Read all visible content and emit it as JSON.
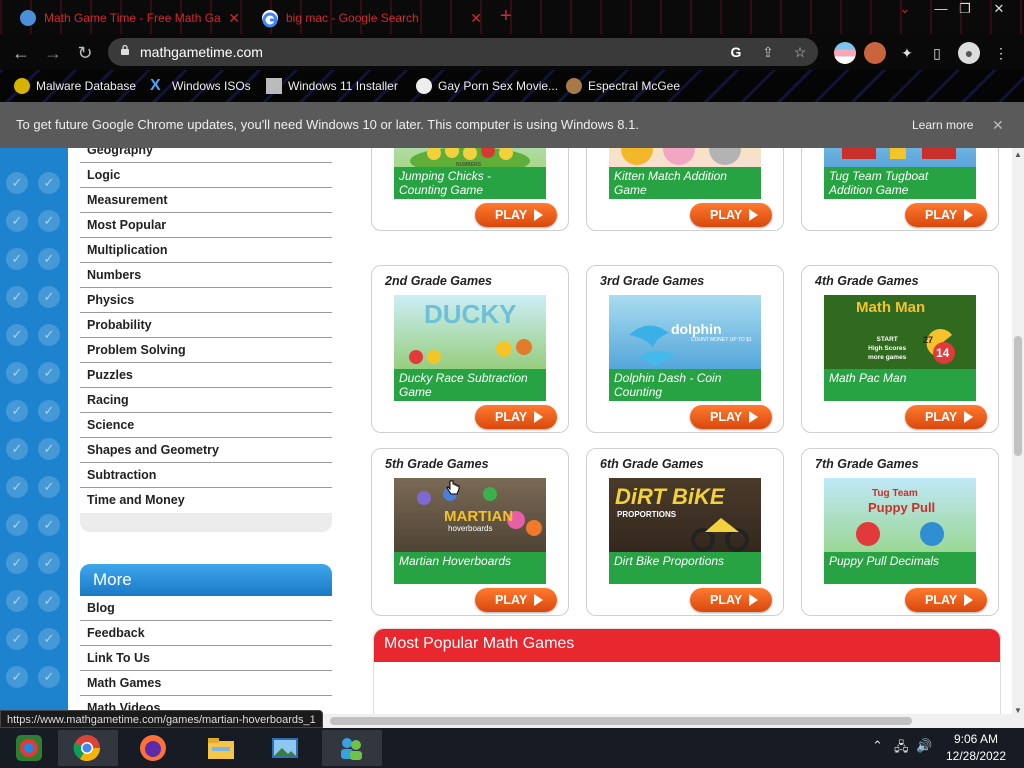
{
  "browser": {
    "tabs": [
      {
        "title": "Math Game Time - Free Math Ga",
        "active": true
      },
      {
        "title": "big mac - Google Search",
        "active": false
      }
    ],
    "new_tab_symbol": "+",
    "url": "mathgametime.com",
    "infobar": {
      "message": "To get future Google Chrome updates, you'll need Windows 10 or later. This computer is using Windows 8.1.",
      "learn_more": "Learn more"
    },
    "bookmarks": [
      {
        "label": "Malware Database"
      },
      {
        "label": "Windows ISOs"
      },
      {
        "label": "Windows 11 Installer"
      },
      {
        "label": "Gay Porn Sex Movie..."
      },
      {
        "label": "Espectral McGee"
      }
    ]
  },
  "sidebar": {
    "categories": [
      "Geography",
      "Logic",
      "Measurement",
      "Most Popular",
      "Multiplication",
      "Numbers",
      "Physics",
      "Probability",
      "Problem Solving",
      "Puzzles",
      "Racing",
      "Science",
      "Shapes and Geometry",
      "Subtraction",
      "Time and Money"
    ],
    "more_title": "More",
    "more_links": [
      "Blog",
      "Feedback",
      "Link To Us",
      "Math Games",
      "Math Videos"
    ]
  },
  "games": [
    {
      "grade": "",
      "title": "Jumping Chicks - Counting Game",
      "play": "PLAY"
    },
    {
      "grade": "",
      "title": "Kitten Match Addition Game",
      "play": "PLAY"
    },
    {
      "grade": "",
      "title": "Tug Team Tugboat Addition Game",
      "play": "PLAY"
    },
    {
      "grade": "2nd Grade Games",
      "title": "Ducky Race Subtraction Game",
      "play": "PLAY"
    },
    {
      "grade": "3rd Grade Games",
      "title": "Dolphin Dash - Coin Counting",
      "play": "PLAY"
    },
    {
      "grade": "4th Grade Games",
      "title": "Math Pac Man",
      "play": "PLAY"
    },
    {
      "grade": "5th Grade Games",
      "title": "Martian Hoverboards",
      "play": "PLAY"
    },
    {
      "grade": "6th Grade Games",
      "title": "Dirt Bike Proportions",
      "play": "PLAY"
    },
    {
      "grade": "7th Grade Games",
      "title": "Puppy Pull Decimals",
      "play": "PLAY"
    }
  ],
  "thumb_text": {
    "ducky": "DUCKY",
    "dolphin": "dolphin",
    "dolphin_sub": "COUNT MONEY UP TO $1",
    "mathman": "Math Man",
    "mathman_menu": "START\nHigh Scores\nmore games",
    "mathman_n1": "27",
    "mathman_n2": "14",
    "martian": "MARTIAN",
    "martian_sub": "hoverboards",
    "dirtbike": "DiRT BiKE",
    "dirtbike_sub": "PROPORTIONS",
    "puppy": "Tug Team",
    "puppy_sub": "Puppy Pull",
    "numbers_label": "NUMBERS"
  },
  "popular_title": "Most Popular Math Games",
  "status_url": "https://www.mathgametime.com/games/martian-hoverboards_1",
  "taskbar": {
    "time": "9:06 AM",
    "date": "12/28/2022"
  }
}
----------------------------------------
__Task brief__
Your task is to repeat the material above exactly, without its pictures.

__Final result__
Read all visible content and emit it as JSON.
{
  "browser": {
    "tabs": [
      {
        "title": "Math Game Time - Free Math Ga",
        "active": true
      },
      {
        "title": "big mac - Google Search",
        "active": false
      }
    ],
    "new_tab_symbol": "+",
    "url": "mathgametime.com",
    "infobar": {
      "message": "To get future Google Chrome updates, you'll need Windows 10 or later. This computer is using Windows 8.1.",
      "learn_more": "Learn more"
    },
    "bookmarks": [
      {
        "label": "Malware Database"
      },
      {
        "label": "Windows ISOs"
      },
      {
        "label": "Windows 11 Installer"
      },
      {
        "label": "Gay Porn Sex Movie..."
      },
      {
        "label": "Espectral McGee"
      }
    ]
  },
  "sidebar": {
    "categories": [
      "Geography",
      "Logic",
      "Measurement",
      "Most Popular",
      "Multiplication",
      "Numbers",
      "Physics",
      "Probability",
      "Problem Solving",
      "Puzzles",
      "Racing",
      "Science",
      "Shapes and Geometry",
      "Subtraction",
      "Time and Money"
    ],
    "more_title": "More",
    "more_links": [
      "Blog",
      "Feedback",
      "Link To Us",
      "Math Games",
      "Math Videos"
    ]
  },
  "games": [
    {
      "grade": "",
      "title": "Jumping Chicks - Counting Game",
      "play": "PLAY"
    },
    {
      "grade": "",
      "title": "Kitten Match Addition Game",
      "play": "PLAY"
    },
    {
      "grade": "",
      "title": "Tug Team Tugboat Addition Game",
      "play": "PLAY"
    },
    {
      "grade": "2nd Grade Games",
      "title": "Ducky Race Subtraction Game",
      "play": "PLAY"
    },
    {
      "grade": "3rd Grade Games",
      "title": "Dolphin Dash - Coin Counting",
      "play": "PLAY"
    },
    {
      "grade": "4th Grade Games",
      "title": "Math Pac Man",
      "play": "PLAY"
    },
    {
      "grade": "5th Grade Games",
      "title": "Martian Hoverboards",
      "play": "PLAY"
    },
    {
      "grade": "6th Grade Games",
      "title": "Dirt Bike Proportions",
      "play": "PLAY"
    },
    {
      "grade": "7th Grade Games",
      "title": "Puppy Pull Decimals",
      "play": "PLAY"
    }
  ],
  "thumb_text": {
    "ducky": "DUCKY",
    "dolphin": "dolphin",
    "dolphin_sub": "COUNT MONEY UP TO $1",
    "mathman": "Math Man",
    "mathman_menu": "START\nHigh Scores\nmore games",
    "mathman_n1": "27",
    "mathman_n2": "14",
    "martian": "MARTIAN",
    "martian_sub": "hoverboards",
    "dirtbike": "DiRT BiKE",
    "dirtbike_sub": "PROPORTIONS",
    "puppy": "Tug Team",
    "puppy_sub": "Puppy Pull",
    "numbers_label": "NUMBERS"
  },
  "popular_title": "Most Popular Math Games",
  "status_url": "https://www.mathgametime.com/games/martian-hoverboards_1",
  "taskbar": {
    "time": "9:06 AM",
    "date": "12/28/2022"
  }
}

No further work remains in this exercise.